- **Task directions**: Repeat the listing below in full, exactly as it stands.

- **Record excerpts**:
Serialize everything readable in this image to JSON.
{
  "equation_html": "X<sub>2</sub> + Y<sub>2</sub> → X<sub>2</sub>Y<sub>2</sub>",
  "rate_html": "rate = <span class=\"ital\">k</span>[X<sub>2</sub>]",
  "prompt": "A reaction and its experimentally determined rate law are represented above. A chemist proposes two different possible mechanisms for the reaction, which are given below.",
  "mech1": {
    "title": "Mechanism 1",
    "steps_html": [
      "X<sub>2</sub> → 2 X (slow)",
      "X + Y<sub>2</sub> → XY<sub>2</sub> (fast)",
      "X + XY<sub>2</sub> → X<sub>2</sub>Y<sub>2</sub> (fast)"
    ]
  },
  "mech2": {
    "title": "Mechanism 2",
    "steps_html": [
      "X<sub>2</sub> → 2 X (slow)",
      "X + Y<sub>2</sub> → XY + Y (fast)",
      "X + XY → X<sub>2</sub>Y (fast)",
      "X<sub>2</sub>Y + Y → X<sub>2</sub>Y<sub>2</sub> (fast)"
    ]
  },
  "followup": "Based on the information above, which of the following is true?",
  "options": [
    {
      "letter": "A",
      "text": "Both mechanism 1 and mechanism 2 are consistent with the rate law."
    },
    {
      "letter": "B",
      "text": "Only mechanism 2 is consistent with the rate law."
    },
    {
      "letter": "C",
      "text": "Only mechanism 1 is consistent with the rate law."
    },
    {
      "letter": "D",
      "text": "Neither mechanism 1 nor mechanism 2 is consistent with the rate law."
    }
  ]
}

- **Full solution**:
Serialize everything readable in this image to JSON.
{
  "equation_html": "X<sub>2</sub> + Y<sub>2</sub> → X<sub>2</sub>Y<sub>2</sub>",
  "rate_html": "rate = <span class=\"ital\">k</span>[X<sub>2</sub>]",
  "prompt": "A reaction and its experimentally determined rate law are represented above. A chemist proposes two different possible mechanisms for the reaction, which are given below.",
  "mech1": {
    "title": "Mechanism 1",
    "steps_html": [
      "X<sub>2</sub> → 2 X (slow)",
      "X + Y<sub>2</sub> → XY<sub>2</sub> (fast)",
      "X + XY<sub>2</sub> → X<sub>2</sub>Y<sub>2</sub> (fast)"
    ]
  },
  "mech2": {
    "title": "Mechanism 2",
    "steps_html": [
      "X<sub>2</sub> → 2 X (slow)",
      "X + Y<sub>2</sub> → XY + Y (fast)",
      "X + XY → X<sub>2</sub>Y (fast)",
      "X<sub>2</sub>Y + Y → X<sub>2</sub>Y<sub>2</sub> (fast)"
    ]
  },
  "followup": "Based on the information above, which of the following is true?",
  "options": [
    {
      "letter": "A",
      "text": "Both mechanism 1 and mechanism 2 are consistent with the rate law."
    },
    {
      "letter": "B",
      "text": "Only mechanism 2 is consistent with the rate law."
    },
    {
      "letter": "C",
      "text": "Only mechanism 1 is consistent with the rate law."
    },
    {
      "letter": "D",
      "text": "Neither mechanism 1 nor mechanism 2 is consistent with the rate law."
    }
  ]
}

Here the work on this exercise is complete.